» **Problem details**:
Gather the lines below that include the string "Nominated", copying each in full.

» **Listing**:
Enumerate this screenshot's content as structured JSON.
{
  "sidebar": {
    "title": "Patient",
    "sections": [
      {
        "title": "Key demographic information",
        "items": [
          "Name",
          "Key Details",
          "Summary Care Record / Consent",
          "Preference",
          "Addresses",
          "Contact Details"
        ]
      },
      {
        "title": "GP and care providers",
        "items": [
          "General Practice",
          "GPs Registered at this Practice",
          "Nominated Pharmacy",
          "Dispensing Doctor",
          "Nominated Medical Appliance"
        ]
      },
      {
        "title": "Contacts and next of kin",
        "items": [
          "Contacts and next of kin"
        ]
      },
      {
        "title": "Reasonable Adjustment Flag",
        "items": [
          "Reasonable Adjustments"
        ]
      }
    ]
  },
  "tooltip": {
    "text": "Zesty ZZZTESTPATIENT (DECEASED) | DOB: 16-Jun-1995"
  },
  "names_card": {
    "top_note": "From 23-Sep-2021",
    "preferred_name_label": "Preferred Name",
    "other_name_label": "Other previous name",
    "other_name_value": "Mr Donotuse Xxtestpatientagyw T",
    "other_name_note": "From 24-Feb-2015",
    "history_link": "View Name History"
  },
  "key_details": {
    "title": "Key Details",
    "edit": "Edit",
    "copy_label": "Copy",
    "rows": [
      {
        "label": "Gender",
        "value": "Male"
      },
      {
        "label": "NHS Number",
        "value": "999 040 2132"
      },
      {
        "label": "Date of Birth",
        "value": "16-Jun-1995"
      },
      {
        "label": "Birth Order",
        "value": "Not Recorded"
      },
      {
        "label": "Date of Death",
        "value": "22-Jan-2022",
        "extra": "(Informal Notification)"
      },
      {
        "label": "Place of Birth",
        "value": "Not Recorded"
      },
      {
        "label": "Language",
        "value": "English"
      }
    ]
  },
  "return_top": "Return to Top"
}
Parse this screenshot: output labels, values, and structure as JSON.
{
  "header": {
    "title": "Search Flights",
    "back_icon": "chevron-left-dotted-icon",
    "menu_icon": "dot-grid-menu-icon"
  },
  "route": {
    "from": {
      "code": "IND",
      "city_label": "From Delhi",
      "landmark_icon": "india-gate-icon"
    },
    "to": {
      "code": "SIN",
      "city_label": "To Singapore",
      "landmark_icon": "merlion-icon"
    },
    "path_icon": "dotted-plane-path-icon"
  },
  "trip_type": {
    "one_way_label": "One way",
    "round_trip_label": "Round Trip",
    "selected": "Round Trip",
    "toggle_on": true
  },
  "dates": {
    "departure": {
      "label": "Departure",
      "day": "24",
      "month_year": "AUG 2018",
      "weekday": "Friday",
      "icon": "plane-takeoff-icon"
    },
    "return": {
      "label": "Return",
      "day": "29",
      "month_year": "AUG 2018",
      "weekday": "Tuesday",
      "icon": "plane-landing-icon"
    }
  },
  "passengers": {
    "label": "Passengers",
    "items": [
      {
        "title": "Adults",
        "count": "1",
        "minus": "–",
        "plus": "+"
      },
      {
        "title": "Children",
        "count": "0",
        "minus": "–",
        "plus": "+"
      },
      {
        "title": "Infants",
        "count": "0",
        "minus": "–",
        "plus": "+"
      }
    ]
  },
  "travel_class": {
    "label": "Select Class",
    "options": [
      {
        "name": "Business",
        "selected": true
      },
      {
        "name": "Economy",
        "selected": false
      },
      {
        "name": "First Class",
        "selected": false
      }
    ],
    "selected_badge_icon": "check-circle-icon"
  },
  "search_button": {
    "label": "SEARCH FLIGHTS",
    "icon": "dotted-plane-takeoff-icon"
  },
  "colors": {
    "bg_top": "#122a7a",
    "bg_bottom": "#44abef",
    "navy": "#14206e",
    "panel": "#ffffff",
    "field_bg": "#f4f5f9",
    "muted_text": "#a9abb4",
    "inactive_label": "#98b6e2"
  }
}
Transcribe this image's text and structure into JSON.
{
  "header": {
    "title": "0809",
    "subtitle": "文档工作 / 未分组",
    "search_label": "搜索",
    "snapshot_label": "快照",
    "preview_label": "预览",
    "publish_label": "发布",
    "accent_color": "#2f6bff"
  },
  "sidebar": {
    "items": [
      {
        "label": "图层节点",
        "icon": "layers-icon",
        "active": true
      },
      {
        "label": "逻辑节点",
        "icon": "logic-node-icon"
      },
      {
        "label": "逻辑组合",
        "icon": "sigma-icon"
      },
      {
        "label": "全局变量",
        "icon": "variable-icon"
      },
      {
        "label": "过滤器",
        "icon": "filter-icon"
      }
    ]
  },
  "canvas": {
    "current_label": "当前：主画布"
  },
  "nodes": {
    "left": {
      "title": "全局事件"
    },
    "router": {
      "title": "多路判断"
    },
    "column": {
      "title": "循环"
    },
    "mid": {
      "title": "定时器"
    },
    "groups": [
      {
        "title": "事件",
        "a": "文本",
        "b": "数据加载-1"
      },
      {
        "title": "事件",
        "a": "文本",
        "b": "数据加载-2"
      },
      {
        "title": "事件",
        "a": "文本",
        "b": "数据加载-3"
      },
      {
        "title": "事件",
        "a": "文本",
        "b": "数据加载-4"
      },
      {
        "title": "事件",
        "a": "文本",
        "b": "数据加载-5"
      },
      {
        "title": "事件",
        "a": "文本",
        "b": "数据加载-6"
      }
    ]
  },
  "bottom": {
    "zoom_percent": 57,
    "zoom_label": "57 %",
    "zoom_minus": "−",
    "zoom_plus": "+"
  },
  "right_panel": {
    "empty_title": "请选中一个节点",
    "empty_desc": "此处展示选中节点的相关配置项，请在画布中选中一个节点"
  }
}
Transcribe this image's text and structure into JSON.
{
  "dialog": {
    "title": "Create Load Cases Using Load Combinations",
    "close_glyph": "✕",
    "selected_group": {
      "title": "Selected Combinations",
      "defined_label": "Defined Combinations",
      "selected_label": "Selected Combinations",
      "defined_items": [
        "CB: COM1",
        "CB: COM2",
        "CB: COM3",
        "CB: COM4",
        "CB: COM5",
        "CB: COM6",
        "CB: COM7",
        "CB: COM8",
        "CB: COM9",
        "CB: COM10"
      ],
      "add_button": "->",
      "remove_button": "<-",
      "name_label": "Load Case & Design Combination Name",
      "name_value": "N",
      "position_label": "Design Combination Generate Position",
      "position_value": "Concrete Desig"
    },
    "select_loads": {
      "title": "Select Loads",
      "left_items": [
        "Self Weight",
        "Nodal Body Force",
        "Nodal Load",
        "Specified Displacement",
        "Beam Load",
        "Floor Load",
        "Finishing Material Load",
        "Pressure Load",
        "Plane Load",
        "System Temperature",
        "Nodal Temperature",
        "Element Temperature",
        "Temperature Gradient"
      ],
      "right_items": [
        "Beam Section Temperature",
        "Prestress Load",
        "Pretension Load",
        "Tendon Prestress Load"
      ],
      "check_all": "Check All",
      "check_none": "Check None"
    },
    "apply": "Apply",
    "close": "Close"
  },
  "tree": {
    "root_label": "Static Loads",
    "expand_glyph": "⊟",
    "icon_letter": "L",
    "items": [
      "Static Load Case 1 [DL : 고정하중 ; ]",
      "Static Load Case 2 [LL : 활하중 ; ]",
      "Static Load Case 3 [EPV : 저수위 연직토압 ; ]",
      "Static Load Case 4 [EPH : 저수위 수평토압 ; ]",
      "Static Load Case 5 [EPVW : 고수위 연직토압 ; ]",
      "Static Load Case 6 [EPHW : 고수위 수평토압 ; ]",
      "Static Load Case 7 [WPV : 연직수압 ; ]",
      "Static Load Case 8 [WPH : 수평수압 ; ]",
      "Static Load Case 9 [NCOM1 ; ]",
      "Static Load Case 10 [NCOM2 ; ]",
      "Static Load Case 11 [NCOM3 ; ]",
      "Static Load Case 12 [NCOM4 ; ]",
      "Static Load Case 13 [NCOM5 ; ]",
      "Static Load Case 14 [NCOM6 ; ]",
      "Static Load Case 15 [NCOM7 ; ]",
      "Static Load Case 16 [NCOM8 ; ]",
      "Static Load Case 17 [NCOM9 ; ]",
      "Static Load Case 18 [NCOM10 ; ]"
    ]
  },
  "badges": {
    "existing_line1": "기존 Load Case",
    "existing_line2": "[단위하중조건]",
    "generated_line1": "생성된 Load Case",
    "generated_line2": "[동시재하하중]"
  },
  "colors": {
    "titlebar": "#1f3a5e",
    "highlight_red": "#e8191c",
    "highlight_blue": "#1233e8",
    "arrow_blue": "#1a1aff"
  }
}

» **Response to the exercise**:
          "Nominated Pharmacy",
          "Nominated Medical Appliance"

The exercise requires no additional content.